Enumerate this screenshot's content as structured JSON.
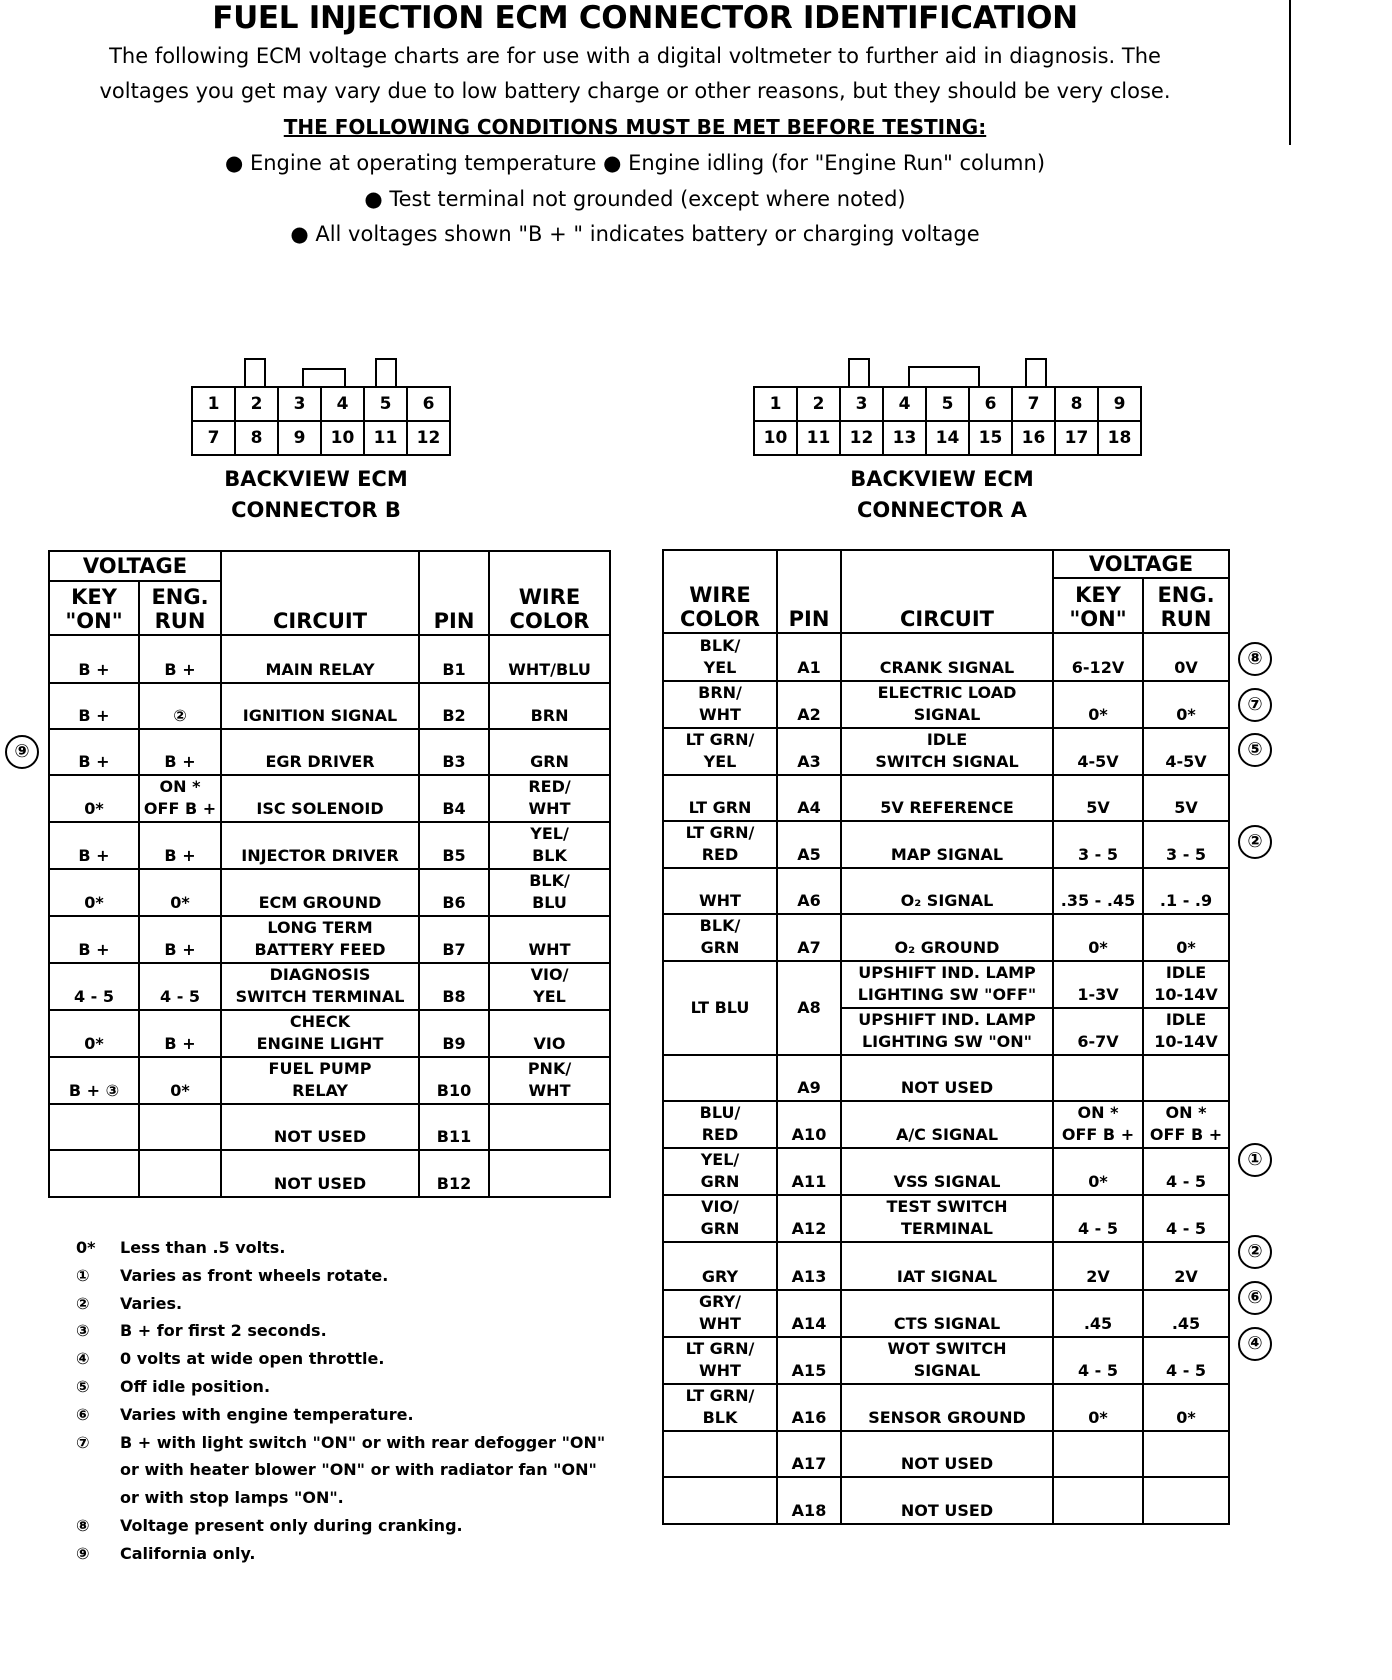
{
  "title": "FUEL INJECTION ECM CONNECTOR IDENTIFICATION",
  "intro": [
    "The following ECM voltage charts are for use with a digital voltmeter to further aid in diagnosis.  The",
    "voltages you get may vary due to low battery charge or other reasons, but they should be very close."
  ],
  "conditions_heading": "THE FOLLOWING CONDITIONS MUST BE MET BEFORE TESTING:",
  "conditions": [
    "● Engine at operating temperature  ● Engine idling (for \"Engine Run\" column)",
    "● Test terminal not grounded (except where noted)",
    "● All voltages shown \"B + \" indicates battery or charging voltage"
  ],
  "connector_b": {
    "label": "BACKVIEW ECM\nCONNECTOR  B",
    "top": [
      "1",
      "2",
      "3",
      "4",
      "5",
      "6"
    ],
    "bottom": [
      "7",
      "8",
      "9",
      "10",
      "11",
      "12"
    ]
  },
  "connector_a": {
    "label": "BACKVIEW ECM\nCONNECTOR  A",
    "top": [
      "1",
      "2",
      "3",
      "4",
      "5",
      "6",
      "7",
      "8",
      "9"
    ],
    "bottom": [
      "10",
      "11",
      "12",
      "13",
      "14",
      "15",
      "16",
      "17",
      "18"
    ]
  },
  "table_b": {
    "headers": {
      "voltage": "VOLTAGE",
      "key_on": "KEY\n\"ON\"",
      "eng_run": "ENG.\nRUN",
      "circuit": "CIRCUIT",
      "pin": "PIN",
      "wire_color": "WIRE\nCOLOR"
    },
    "rows": [
      {
        "key_on": "B +",
        "eng_run": "B +",
        "circuit": "MAIN RELAY",
        "pin": "B1",
        "wire": "WHT/BLU"
      },
      {
        "key_on": "B +",
        "eng_run": "②",
        "circuit": "IGNITION SIGNAL",
        "pin": "B2",
        "wire": "BRN"
      },
      {
        "key_on": "B +",
        "eng_run": "B +",
        "circuit": "EGR DRIVER",
        "pin": "B3",
        "wire": "GRN",
        "note": "⑨"
      },
      {
        "key_on": "0*",
        "eng_run": "ON *\nOFF B +",
        "circuit": "ISC SOLENOID",
        "pin": "B4",
        "wire": "RED/\nWHT"
      },
      {
        "key_on": "B +",
        "eng_run": "B +",
        "circuit": "INJECTOR DRIVER",
        "pin": "B5",
        "wire": "YEL/\nBLK"
      },
      {
        "key_on": "0*",
        "eng_run": "0*",
        "circuit": "ECM GROUND",
        "pin": "B6",
        "wire": "BLK/\nBLU"
      },
      {
        "key_on": "B +",
        "eng_run": "B +",
        "circuit": "LONG TERM\nBATTERY FEED",
        "pin": "B7",
        "wire": "WHT"
      },
      {
        "key_on": "4 - 5",
        "eng_run": "4 - 5",
        "circuit": "DIAGNOSIS\nSWITCH TERMINAL",
        "pin": "B8",
        "wire": "VIO/\nYEL"
      },
      {
        "key_on": "0*",
        "eng_run": "B +",
        "circuit": "CHECK\nENGINE LIGHT",
        "pin": "B9",
        "wire": "VIO"
      },
      {
        "key_on": "B +  ③",
        "eng_run": "0*",
        "circuit": "FUEL PUMP\nRELAY",
        "pin": "B10",
        "wire": "PNK/\nWHT"
      },
      {
        "key_on": "",
        "eng_run": "",
        "circuit": "NOT USED",
        "pin": "B11",
        "wire": ""
      },
      {
        "key_on": "",
        "eng_run": "",
        "circuit": "NOT USED",
        "pin": "B12",
        "wire": ""
      }
    ]
  },
  "table_a": {
    "headers": {
      "voltage": "VOLTAGE",
      "key_on": "KEY\n\"ON\"",
      "eng_run": "ENG.\nRUN",
      "circuit": "CIRCUIT",
      "pin": "PIN",
      "wire_color": "WIRE\nCOLOR"
    },
    "rows": [
      {
        "wire": "BLK/\nYEL",
        "pin": "A1",
        "circuit": "CRANK SIGNAL",
        "key_on": "6-12V",
        "eng_run": "0V",
        "note": "⑧"
      },
      {
        "wire": "BRN/\nWHT",
        "pin": "A2",
        "circuit": "ELECTRIC LOAD\nSIGNAL",
        "key_on": "0*",
        "eng_run": "0*",
        "note": "⑦"
      },
      {
        "wire": "LT GRN/\nYEL",
        "pin": "A3",
        "circuit": "IDLE\nSWITCH SIGNAL",
        "key_on": "4-5V",
        "eng_run": "4-5V",
        "note": "⑤"
      },
      {
        "wire": "LT GRN",
        "pin": "A4",
        "circuit": "5V REFERENCE",
        "key_on": "5V",
        "eng_run": "5V"
      },
      {
        "wire": "LT GRN/\nRED",
        "pin": "A5",
        "circuit": "MAP SIGNAL",
        "key_on": "3 - 5",
        "eng_run": "3 - 5",
        "note": "②"
      },
      {
        "wire": "WHT",
        "pin": "A6",
        "circuit": "O₂ SIGNAL",
        "key_on": ".35 - .45",
        "eng_run": ".1 - .9"
      },
      {
        "wire": "BLK/\nGRN",
        "pin": "A7",
        "circuit": "O₂ GROUND",
        "key_on": "0*",
        "eng_run": "0*"
      },
      {
        "wire": "LT BLU",
        "pin": "A8",
        "sub": [
          {
            "circuit": "UPSHIFT IND. LAMP\nLIGHTING SW \"OFF\"",
            "key_on": "1-3V",
            "eng_run": "IDLE\n10-14V"
          },
          {
            "circuit": "UPSHIFT IND. LAMP\nLIGHTING SW \"ON\"",
            "key_on": "6-7V",
            "eng_run": "IDLE\n10-14V"
          }
        ]
      },
      {
        "wire": "",
        "pin": "A9",
        "circuit": "NOT USED",
        "key_on": "",
        "eng_run": ""
      },
      {
        "wire": "BLU/\nRED",
        "pin": "A10",
        "circuit": "A/C SIGNAL",
        "key_on": "ON *\nOFF B +",
        "eng_run": "ON *\nOFF B +"
      },
      {
        "wire": "YEL/\nGRN",
        "pin": "A11",
        "circuit": "VSS SIGNAL",
        "key_on": "0*",
        "eng_run": "4 - 5",
        "note": "①"
      },
      {
        "wire": "VIO/\nGRN",
        "pin": "A12",
        "circuit": "TEST SWITCH\nTERMINAL",
        "key_on": "4 - 5",
        "eng_run": "4 - 5"
      },
      {
        "wire": "GRY",
        "pin": "A13",
        "circuit": "IAT SIGNAL",
        "key_on": "2V",
        "eng_run": "2V",
        "note": "②"
      },
      {
        "wire": "GRY/\nWHT",
        "pin": "A14",
        "circuit": "CTS SIGNAL",
        "key_on": ".45",
        "eng_run": ".45",
        "note": "⑥"
      },
      {
        "wire": "LT GRN/\nWHT",
        "pin": "A15",
        "circuit": "WOT SWITCH\nSIGNAL",
        "key_on": "4 - 5",
        "eng_run": "4 - 5",
        "note": "④"
      },
      {
        "wire": "LT GRN/\nBLK",
        "pin": "A16",
        "circuit": "SENSOR GROUND",
        "key_on": "0*",
        "eng_run": "0*"
      },
      {
        "wire": "",
        "pin": "A17",
        "circuit": "NOT USED",
        "key_on": "",
        "eng_run": ""
      },
      {
        "wire": "",
        "pin": "A18",
        "circuit": "NOT USED",
        "key_on": "",
        "eng_run": ""
      }
    ]
  },
  "footnotes": [
    {
      "sym": "0*",
      "text": "Less than .5 volts."
    },
    {
      "sym": "①",
      "text": "Varies as front wheels rotate."
    },
    {
      "sym": "②",
      "text": "Varies."
    },
    {
      "sym": "③",
      "text": "B + for first 2 seconds."
    },
    {
      "sym": "④",
      "text": "0 volts at wide open throttle."
    },
    {
      "sym": "⑤",
      "text": "Off idle position."
    },
    {
      "sym": "⑥",
      "text": "Varies with engine temperature."
    },
    {
      "sym": "⑦",
      "text": "B + with light switch \"ON\" or with rear defogger \"ON\""
    },
    {
      "sym": "",
      "text": "or with heater blower \"ON\" or with radiator fan \"ON\""
    },
    {
      "sym": "",
      "text": "or with stop lamps \"ON\"."
    },
    {
      "sym": "⑧",
      "text": "Voltage present only during cranking."
    },
    {
      "sym": "⑨",
      "text": "California only."
    }
  ]
}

☆ ☆ ☆ ☆ ☆

Exactly how many lines of the listing above contain the string "UPSHIFT"? Give no more than the number.

RIGHT ANSWER:
2